:: EXCERPTED DATA ::
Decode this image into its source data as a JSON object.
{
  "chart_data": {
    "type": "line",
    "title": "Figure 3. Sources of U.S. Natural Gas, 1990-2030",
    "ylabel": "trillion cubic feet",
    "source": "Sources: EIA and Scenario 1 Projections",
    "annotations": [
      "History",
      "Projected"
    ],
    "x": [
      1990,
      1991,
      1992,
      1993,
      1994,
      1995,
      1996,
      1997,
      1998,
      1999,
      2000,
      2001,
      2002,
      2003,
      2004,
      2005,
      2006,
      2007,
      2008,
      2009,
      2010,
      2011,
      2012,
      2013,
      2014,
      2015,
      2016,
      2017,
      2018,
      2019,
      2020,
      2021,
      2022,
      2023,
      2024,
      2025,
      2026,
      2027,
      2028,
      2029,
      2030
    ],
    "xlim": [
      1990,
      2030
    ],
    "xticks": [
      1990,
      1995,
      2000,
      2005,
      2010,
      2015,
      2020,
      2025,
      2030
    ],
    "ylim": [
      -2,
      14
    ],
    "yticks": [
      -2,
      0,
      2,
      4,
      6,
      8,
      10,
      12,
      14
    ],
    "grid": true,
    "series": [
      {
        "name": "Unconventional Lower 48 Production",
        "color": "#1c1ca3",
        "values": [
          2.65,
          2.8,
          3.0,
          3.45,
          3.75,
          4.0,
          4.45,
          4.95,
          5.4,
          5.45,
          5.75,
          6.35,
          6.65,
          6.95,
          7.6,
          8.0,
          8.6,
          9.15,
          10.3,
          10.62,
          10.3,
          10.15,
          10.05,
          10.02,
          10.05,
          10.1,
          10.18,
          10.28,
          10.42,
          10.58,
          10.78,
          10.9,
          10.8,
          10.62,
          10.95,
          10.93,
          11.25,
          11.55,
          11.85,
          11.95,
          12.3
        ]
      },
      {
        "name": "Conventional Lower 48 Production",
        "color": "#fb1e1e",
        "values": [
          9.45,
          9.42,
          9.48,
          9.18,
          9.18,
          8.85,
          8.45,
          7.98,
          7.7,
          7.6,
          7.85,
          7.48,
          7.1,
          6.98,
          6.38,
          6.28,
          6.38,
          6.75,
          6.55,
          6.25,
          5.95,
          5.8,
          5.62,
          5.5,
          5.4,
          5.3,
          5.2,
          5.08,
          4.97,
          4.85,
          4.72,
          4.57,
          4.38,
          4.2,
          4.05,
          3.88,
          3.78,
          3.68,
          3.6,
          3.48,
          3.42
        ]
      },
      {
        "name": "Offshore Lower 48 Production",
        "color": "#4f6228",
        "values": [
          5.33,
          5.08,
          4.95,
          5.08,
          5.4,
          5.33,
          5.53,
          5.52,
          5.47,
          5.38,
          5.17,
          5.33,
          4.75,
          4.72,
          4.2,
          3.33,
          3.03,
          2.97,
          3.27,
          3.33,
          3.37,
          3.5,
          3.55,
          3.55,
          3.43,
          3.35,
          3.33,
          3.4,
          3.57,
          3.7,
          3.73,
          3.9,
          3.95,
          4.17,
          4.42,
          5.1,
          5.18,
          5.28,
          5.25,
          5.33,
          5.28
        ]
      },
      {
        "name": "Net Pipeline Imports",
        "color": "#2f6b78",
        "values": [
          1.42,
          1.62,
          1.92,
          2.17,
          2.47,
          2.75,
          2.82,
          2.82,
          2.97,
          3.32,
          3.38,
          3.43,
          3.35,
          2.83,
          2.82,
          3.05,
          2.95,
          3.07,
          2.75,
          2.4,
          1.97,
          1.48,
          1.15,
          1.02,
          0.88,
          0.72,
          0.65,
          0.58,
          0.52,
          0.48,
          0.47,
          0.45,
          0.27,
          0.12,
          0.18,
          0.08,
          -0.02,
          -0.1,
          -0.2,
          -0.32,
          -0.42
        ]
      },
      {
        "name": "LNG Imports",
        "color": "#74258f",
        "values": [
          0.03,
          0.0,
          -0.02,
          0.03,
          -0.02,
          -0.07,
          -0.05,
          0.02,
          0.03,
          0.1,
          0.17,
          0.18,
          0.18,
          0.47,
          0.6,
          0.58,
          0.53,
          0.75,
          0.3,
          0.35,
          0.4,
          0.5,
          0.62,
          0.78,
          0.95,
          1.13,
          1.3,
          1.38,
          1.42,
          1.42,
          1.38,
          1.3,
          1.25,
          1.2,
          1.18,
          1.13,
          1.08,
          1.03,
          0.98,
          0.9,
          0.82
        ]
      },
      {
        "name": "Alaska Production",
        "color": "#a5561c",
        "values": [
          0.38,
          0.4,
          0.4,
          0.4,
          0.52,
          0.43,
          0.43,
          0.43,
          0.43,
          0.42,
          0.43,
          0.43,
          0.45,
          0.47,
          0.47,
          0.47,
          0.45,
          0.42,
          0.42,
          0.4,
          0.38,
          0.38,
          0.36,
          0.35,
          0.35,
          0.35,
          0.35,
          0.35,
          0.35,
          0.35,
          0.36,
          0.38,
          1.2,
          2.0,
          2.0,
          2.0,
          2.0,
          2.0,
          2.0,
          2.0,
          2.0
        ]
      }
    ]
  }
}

:: EXERCISE REQUIREMENTS ::
Restate the listing above word for word.

:: REPLY ::
Decode this image into its source data as a JSON object.
{
  "chart_data": {
    "type": "line",
    "title": "Figure 3. Sources of U.S. Natural Gas, 1990-2030",
    "ylabel": "trillion cubic feet",
    "source": "Sources: EIA and Scenario 1 Projections",
    "annotations": [
      "History",
      "Projected"
    ],
    "x": [
      1990,
      1991,
      1992,
      1993,
      1994,
      1995,
      1996,
      1997,
      1998,
      1999,
      2000,
      2001,
      2002,
      2003,
      2004,
      2005,
      2006,
      2007,
      2008,
      2009,
      2010,
      2011,
      2012,
      2013,
      2014,
      2015,
      2016,
      2017,
      2018,
      2019,
      2020,
      2021,
      2022,
      2023,
      2024,
      2025,
      2026,
      2027,
      2028,
      2029,
      2030
    ],
    "xlim": [
      1990,
      2030
    ],
    "xticks": [
      1990,
      1995,
      2000,
      2005,
      2010,
      2015,
      2020,
      2025,
      2030
    ],
    "ylim": [
      -2,
      14
    ],
    "yticks": [
      -2,
      0,
      2,
      4,
      6,
      8,
      10,
      12,
      14
    ],
    "grid": true,
    "series": [
      {
        "name": "Unconventional Lower 48 Production",
        "color": "#1c1ca3",
        "values": [
          2.65,
          2.8,
          3.0,
          3.45,
          3.75,
          4.0,
          4.45,
          4.95,
          5.4,
          5.45,
          5.75,
          6.35,
          6.65,
          6.95,
          7.6,
          8.0,
          8.6,
          9.15,
          10.3,
          10.62,
          10.3,
          10.15,
          10.05,
          10.02,
          10.05,
          10.1,
          10.18,
          10.28,
          10.42,
          10.58,
          10.78,
          10.9,
          10.8,
          10.62,
          10.95,
          10.93,
          11.25,
          11.55,
          11.85,
          11.95,
          12.3
        ]
      },
      {
        "name": "Conventional Lower 48 Production",
        "color": "#fb1e1e",
        "values": [
          9.45,
          9.42,
          9.48,
          9.18,
          9.18,
          8.85,
          8.45,
          7.98,
          7.7,
          7.6,
          7.85,
          7.48,
          7.1,
          6.98,
          6.38,
          6.28,
          6.38,
          6.75,
          6.55,
          6.25,
          5.95,
          5.8,
          5.62,
          5.5,
          5.4,
          5.3,
          5.2,
          5.08,
          4.97,
          4.85,
          4.72,
          4.57,
          4.38,
          4.2,
          4.05,
          3.88,
          3.78,
          3.68,
          3.6,
          3.48,
          3.42
        ]
      },
      {
        "name": "Offshore Lower 48 Production",
        "color": "#4f6228",
        "values": [
          5.33,
          5.08,
          4.95,
          5.08,
          5.4,
          5.33,
          5.53,
          5.52,
          5.47,
          5.38,
          5.17,
          5.33,
          4.75,
          4.72,
          4.2,
          3.33,
          3.03,
          2.97,
          3.27,
          3.33,
          3.37,
          3.5,
          3.55,
          3.55,
          3.43,
          3.35,
          3.33,
          3.4,
          3.57,
          3.7,
          3.73,
          3.9,
          3.95,
          4.17,
          4.42,
          5.1,
          5.18,
          5.28,
          5.25,
          5.33,
          5.28
        ]
      },
      {
        "name": "Net Pipeline Imports",
        "color": "#2f6b78",
        "values": [
          1.42,
          1.62,
          1.92,
          2.17,
          2.47,
          2.75,
          2.82,
          2.82,
          2.97,
          3.32,
          3.38,
          3.43,
          3.35,
          2.83,
          2.82,
          3.05,
          2.95,
          3.07,
          2.75,
          2.4,
          1.97,
          1.48,
          1.15,
          1.02,
          0.88,
          0.72,
          0.65,
          0.58,
          0.52,
          0.48,
          0.47,
          0.45,
          0.27,
          0.12,
          0.18,
          0.08,
          -0.02,
          -0.1,
          -0.2,
          -0.32,
          -0.42
        ]
      },
      {
        "name": "LNG Imports",
        "color": "#74258f",
        "values": [
          0.03,
          0.0,
          -0.02,
          0.03,
          -0.02,
          -0.07,
          -0.05,
          0.02,
          0.03,
          0.1,
          0.17,
          0.18,
          0.18,
          0.47,
          0.6,
          0.58,
          0.53,
          0.75,
          0.3,
          0.35,
          0.4,
          0.5,
          0.62,
          0.78,
          0.95,
          1.13,
          1.3,
          1.38,
          1.42,
          1.42,
          1.38,
          1.3,
          1.25,
          1.2,
          1.18,
          1.13,
          1.08,
          1.03,
          0.98,
          0.9,
          0.82
        ]
      },
      {
        "name": "Alaska Production",
        "color": "#a5561c",
        "values": [
          0.38,
          0.4,
          0.4,
          0.4,
          0.52,
          0.43,
          0.43,
          0.43,
          0.43,
          0.42,
          0.43,
          0.43,
          0.45,
          0.47,
          0.47,
          0.47,
          0.45,
          0.42,
          0.42,
          0.4,
          0.38,
          0.38,
          0.36,
          0.35,
          0.35,
          0.35,
          0.35,
          0.35,
          0.35,
          0.35,
          0.36,
          0.38,
          1.2,
          2.0,
          2.0,
          2.0,
          2.0,
          2.0,
          2.0,
          2.0,
          2.0
        ]
      }
    ]
  }
}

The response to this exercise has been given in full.